**Records supplied**.
--- --- ---

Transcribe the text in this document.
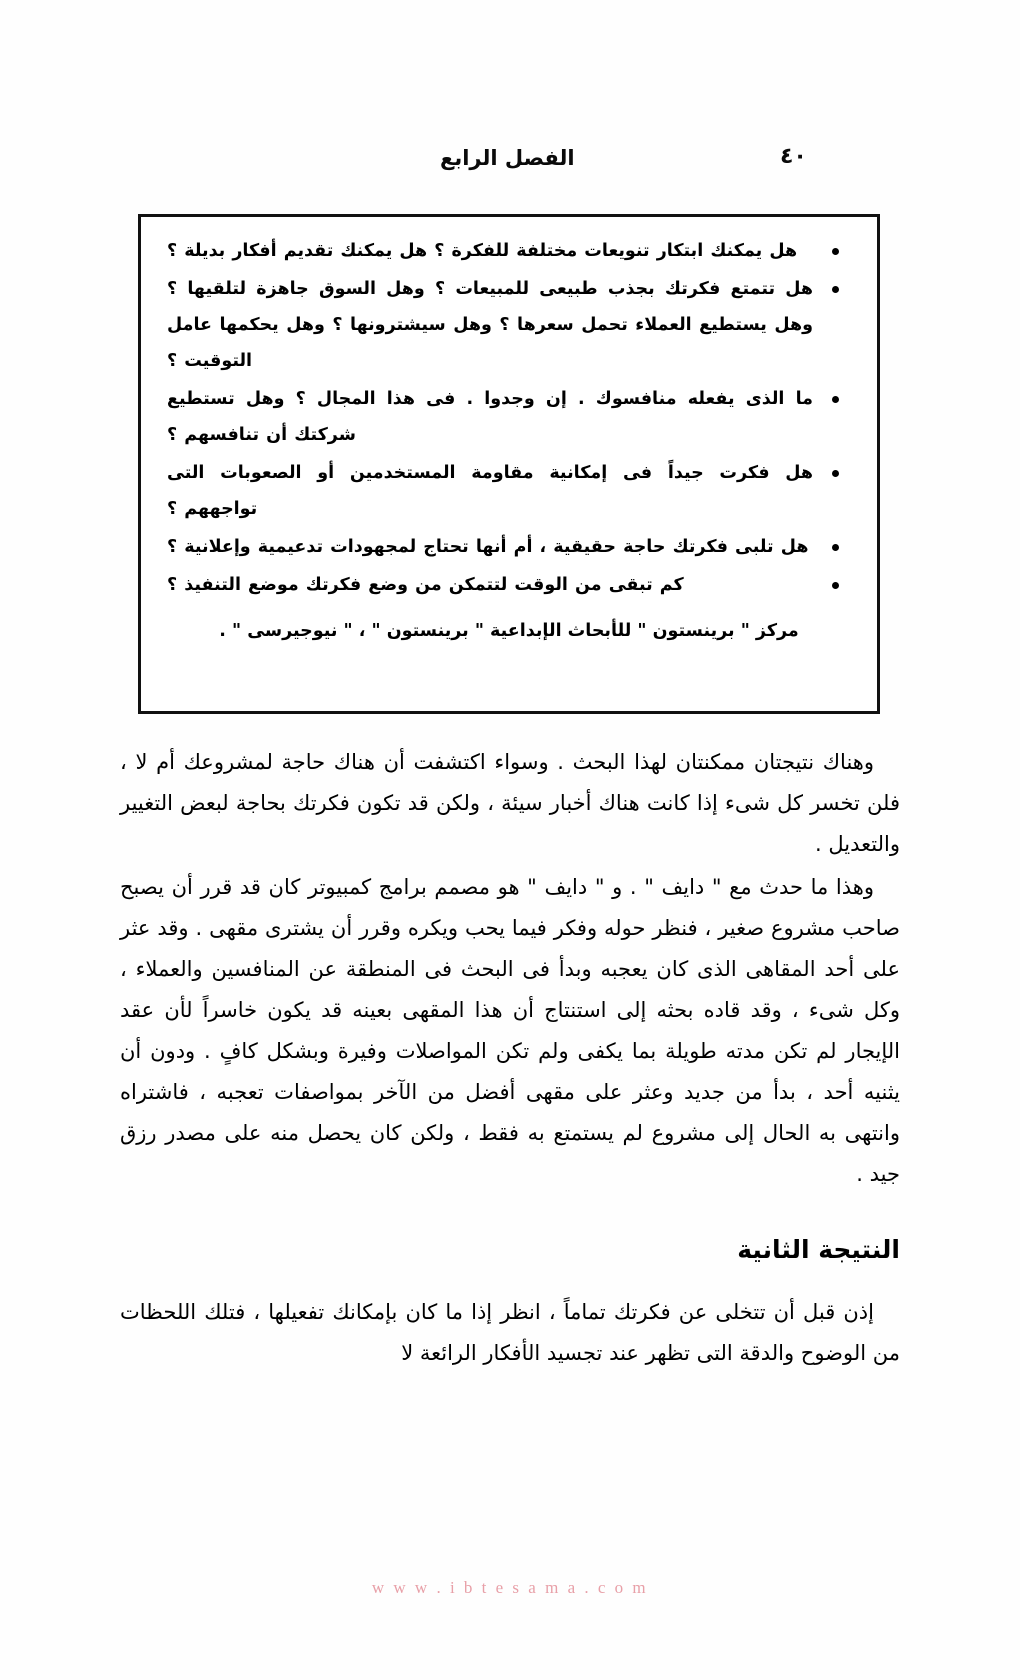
الفصل الرابع	٤٠
هل يمكنك ابتكار تنويعات مختلفة للفكرة ؟ هل يمكنك تقديم أفكار بديلة ؟
هل تتمتع فكرتك بجذب طبيعى للمبيعات ؟ وهل السوق جاهزة لتلقيها ؟ وهل يستطيع العملاء تحمل سعرها ؟ وهل سيشترونها ؟ وهل يحكمها عامل التوقيت ؟
ما الذى يفعله منافسوك . إن وجدوا . فى هذا المجال ؟ وهل تستطيع شركتك أن تنافسهم ؟
هل فكرت جيداً فى إمكانية مقاومة المستخدمين أو الصعوبات التى تواجههم ؟
هل تلبى فكرتك حاجة حقيقية ، أم أنها تحتاج لمجهودات تدعيمية وإعلانية ؟
كم تبقى من الوقت لتتمكن من وضع فكرتك موضع التنفيذ ؟
مركز " برينستون " للأبحاث الإبداعية " برينستون " ، " نيوجيرسى " .

وهناك نتيجتان ممكنتان لهذا البحث . وسواء اكتشفت أن هناك حاجة لمشروعك أم لا ، فلن تخسر كل شىء إذا كانت هناك أخبار سيئة ، ولكن قد تكون فكرتك بحاجة لبعض التغيير والتعديل .

وهذا ما حدث مع " دايف " . و " دايف " هو مصمم برامج كمبيوتر كان قد قرر أن يصبح صاحب مشروع صغير ، فنظر حوله وفكر فيما يحب ويكره وقرر أن يشترى مقهى . وقد عثر على أحد المقاهى الذى كان يعجبه وبدأ فى البحث فى المنطقة عن المنافسين والعملاء ، وكل شىء ، وقد قاده بحثه إلى استنتاج أن هذا المقهى بعينه قد يكون خاسراً لأن عقد الإيجار لم تكن مدته طويلة بما يكفى ولم تكن المواصلات وفيرة وبشكل كافٍ . ودون أن يثنيه أحد ، بدأ من جديد وعثر على مقهى أفضل من الآخر بمواصفات تعجبه ، فاشتراه وانتهى به الحال إلى مشروع لم يستمتع به فقط ، ولكن كان يحصل منه على مصدر رزق جيد .

النتيجة الثانية

إذن قبل أن تتخلى عن فكرتك تماماً ، انظر إذا ما كان بإمكانك تفعيلها ، فتلك اللحظات من الوضوح والدقة التى تظهر عند تجسيد الأفكار الرائعة لا

w w w . i b t e s a m a . c o m
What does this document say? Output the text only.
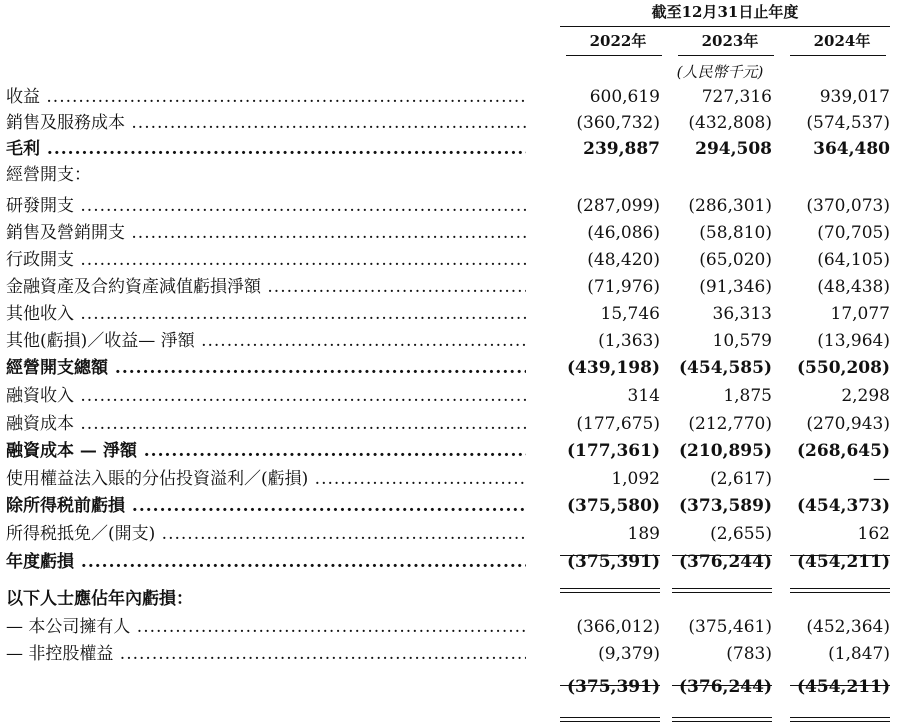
截至12月31日止年度
2022年	2023年	2024年
(人民幣千元)
收益 .....	600,619	727,316	939,017
銷售及服務成本 .....	(360,732)	(432,808)	(574,537)
毛利 .....	239,887	294,508	364,480
經營開支：
研發開支 .....	(287,099)	(286,301)	(370,073)
銷售及營銷開支 .....	(46,086)	(58,810)	(70,705)
行政開支 .....	(48,420)	(65,020)	(64,105)
金融資產及合約資產減值虧損淨額 .....	(71,976)	(91,346)	(48,438)
其他收入 .....	15,746	36,313	17,077
其他(虧損)／收益— 淨額 .....	(1,363)	10,579	(13,964)
經營開支總額 .....	(439,198)	(454,585)	(550,208)
融資收入 .....	314	1,875	2,298
融資成本 .....	(177,675)	(212,770)	(270,943)
融資成本 — 淨額 .....	(177,361)	(210,895)	(268,645)
使用權益法入賬的分佔投資溢利／(虧損) .....	1,092	(2,617)	—
除所得税前虧損 .....	(375,580)	(373,589)	(454,373)
所得税抵免／(開支) .....	189	(2,655)	162
年度虧損 .....	(375,391)	(376,244)	(454,211)
以下人士應佔年內虧損：
— 本公司擁有人 .....	(366,012)	(375,461)	(452,364)
— 非控股權益 .....	(9,379)	(783)	(1,847)
(375,391)	(376,244)	(454,211)
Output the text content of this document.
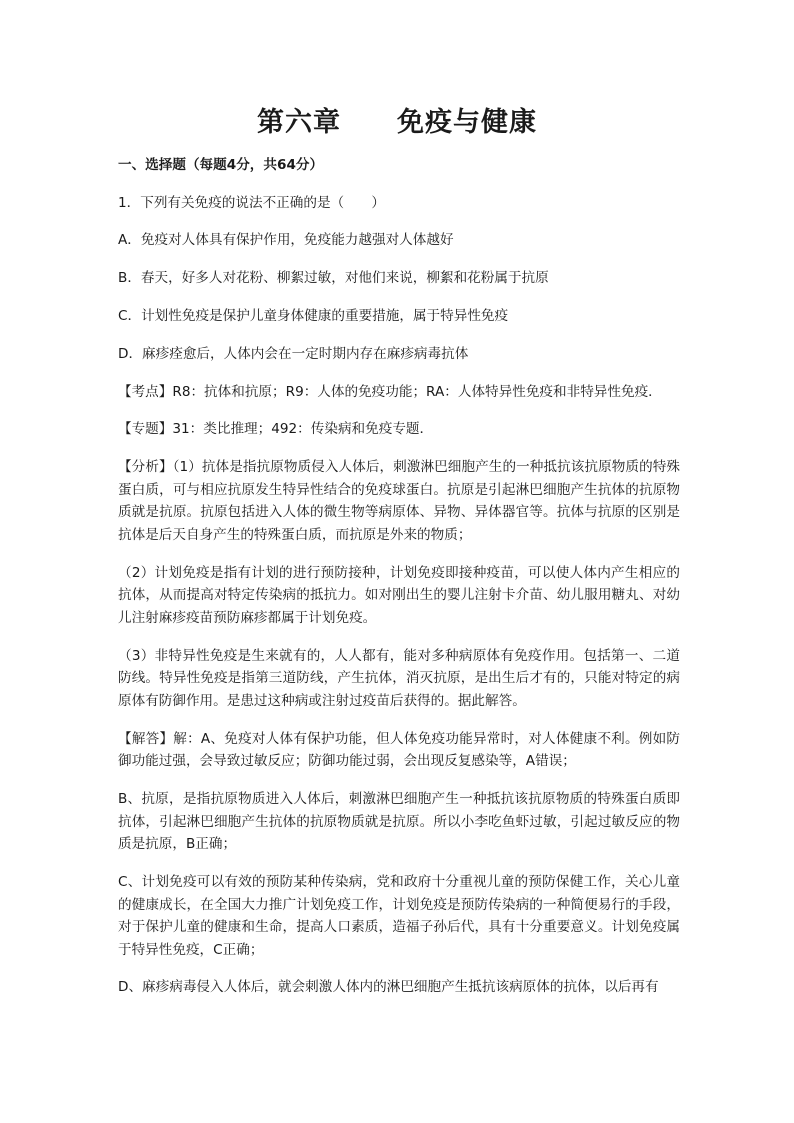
第六章　　免疫与健康
一、选择题（每题4分，共64分）
1．下列有关免疫的说法不正确的是（　　）
A．免疫对人体具有保护作用，免疫能力越强对人体越好
B．春天，好多人对花粉、柳絮过敏，对他们来说，柳絮和花粉属于抗原
C．计划性免疫是保护儿童身体健康的重要措施，属于特异性免疫
D．麻疹痊愈后，人体内会在一定时期内存在麻疹病毒抗体
【考点】R8：抗体和抗原；R9：人体的免疫功能；RA：人体特异性免疫和非特异性免疫．
【专题】31：类比推理；492：传染病和免疫专题．
【分析】（1）抗体是指抗原物质侵入人体后，刺激淋巴细胞产生的一种抵抗该抗原物质的特殊蛋白质，可与相应抗原发生特异性结合的免疫球蛋白。抗原是引起淋巴细胞产生抗体的抗原物质就是抗原。抗原包括进入人体的微生物等病原体、异物、异体器官等。抗体与抗原的区别是抗体是后天自身产生的特殊蛋白质，而抗原是外来的物质；
（2）计划免疫是指有计划的进行预防接种，计划免疫即接种疫苗，可以使人体内产生相应的抗体，从而提高对特定传染病的抵抗力。如对刚出生的婴儿注射卡介苗、幼儿服用糖丸、对幼儿注射麻疹疫苗预防麻疹都属于计划免疫。
（3）非特异性免疫是生来就有的，人人都有，能对多种病原体有免疫作用。包括第一、二道防线。特异性免疫是指第三道防线，产生抗体，消灭抗原，是出生后才有的，只能对特定的病原体有防御作用。是患过这种病或注射过疫苗后获得的。据此解答。
【解答】解：A、免疫对人体有保护功能，但人体免疫功能异常时，对人体健康不利。例如防御功能过强，会导致过敏反应；防御功能过弱，会出现反复感染等，A错误；
B、抗原，是指抗原物质进入人体后，刺激淋巴细胞产生一种抵抗该抗原物质的特殊蛋白质即抗体，引起淋巴细胞产生抗体的抗原物质就是抗原。所以小李吃鱼虾过敏，引起过敏反应的物质是抗原，B正确；
C、计划免疫可以有效的预防某种传染病，党和政府十分重视儿童的预防保健工作，关心儿童的健康成长，在全国大力推广计划免疫工作，计划免疫是预防传染病的一种简便易行的手段，对于保护儿童的健康和生命，提高人口素质，造福子孙后代，具有十分重要意义。计划免疫属于特异性免疫，C正确；
D、麻疹病毒侵入人体后，就会刺激人体内的淋巴细胞产生抵抗该病原体的抗体，以后再有
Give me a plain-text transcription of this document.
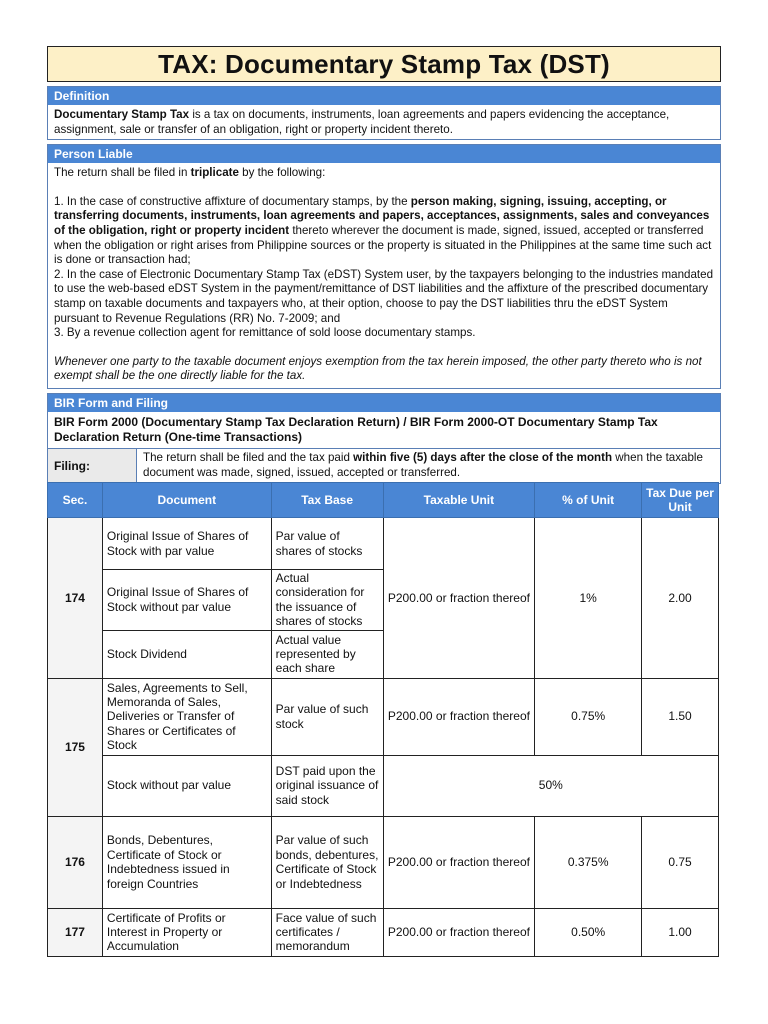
TAX: Documentary Stamp Tax (DST)
Definition

Documentary Stamp Tax is a tax on documents, instruments, loan agreements and papers evidencing the acceptance, assignment, sale or transfer of an obligation, right or property incident thereto.

Person Liable

The return shall be filed in triplicate by the following:

1. In the case of constructive affixture of documentary stamps, by the person making, signing, issuing, accepting, or transferring documents, instruments, loan agreements and papers, acceptances, assignments, sales and conveyances of the obligation, right or property incident thereto wherever the document is made, signed, issued, accepted or transferred when the obligation or right arises from Philippine sources or the property is situated in the Philippines at the same time such act is done or transaction had;

2. In the case of Electronic Documentary Stamp Tax (eDST) System user, by the taxpayers belonging to the industries mandated to use the web-based eDST System in the payment/remittance of DST liabilities and the affixture of the prescribed documentary stamp on taxable documents and taxpayers who, at their option, choose to pay the DST liabilities thru the eDST System pursuant to Revenue Regulations (RR) No. 7-2009; and

3. By a revenue collection agent for remittance of sold loose documentary stamps.

Whenever one party to the taxable document enjoys exemption from the tax herein imposed, the other party thereto who is not exempt shall be the one directly liable for the tax.

BIR Form and Filing
BIR Form 2000 (Documentary Stamp Tax Declaration Return) / BIR Form 2000-OT Documentary Stamp Tax Declaration Return (One-time Transactions)
Filing:
The return shall be filed and the tax paid within five (5) days after the close of the month when the taxable document was made, signed, issued, accepted or transferred.
Sec.	Document	Tax Base	Taxable Unit	% of Unit	Tax Due per Unit
174	Original Issue of Shares of Stock with par value	Par value of shares of stocks	P200.00 or fraction thereof	1%	2.00
	Original Issue of Shares of Stock without par value	Actual consideration for the issuance of shares of stocks			
	Stock Dividend	Actual value represented by each share			
175	Sales, Agreements to Sell, Memoranda of Sales, Deliveries or Transfer of Shares or Certificates of Stock	Par value of such stock	P200.00 or fraction thereof	0.75%	1.50
	Stock without par value	DST paid upon the original issuance of said stock	50%		
176	Bonds, Debentures, Certificate of Stock or Indebtedness issued in foreign Countries	Par value of such bonds, debentures, Certificate of Stock or Indebtedness	P200.00 or fraction thereof	0.375%	0.75
177	Certificate of Profits or Interest in Property or Accumulation	Face value of such certificates / memorandum	P200.00 or fraction thereof	0.50%	1.00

--- --- ---

**What the exercise asks**. From the entries above, copy out every line where the string "fraction" appears.

**Response for this exercise**.
174	Original Issue of Shares of Stock with par value	Par value of shares of stocks	P200.00 or fraction thereof	1%	2.00
175	Sales, Agreements to Sell, Memoranda of Sales, Deliveries or Transfer of Shares or Certificates of Stock	Par value of such stock	P200.00 or fraction thereof	0.75%	1.50
176	Bonds, Debentures, Certificate of Stock or Indebtedness issued in foreign Countries	Par value of such bonds, debentures, Certificate of Stock or Indebtedness	P200.00 or fraction thereof	0.375%	0.75
177	Certificate of Profits or Interest in Property or Accumulation	Face value of such certificates / memorandum	P200.00 or fraction thereof	0.50%	1.00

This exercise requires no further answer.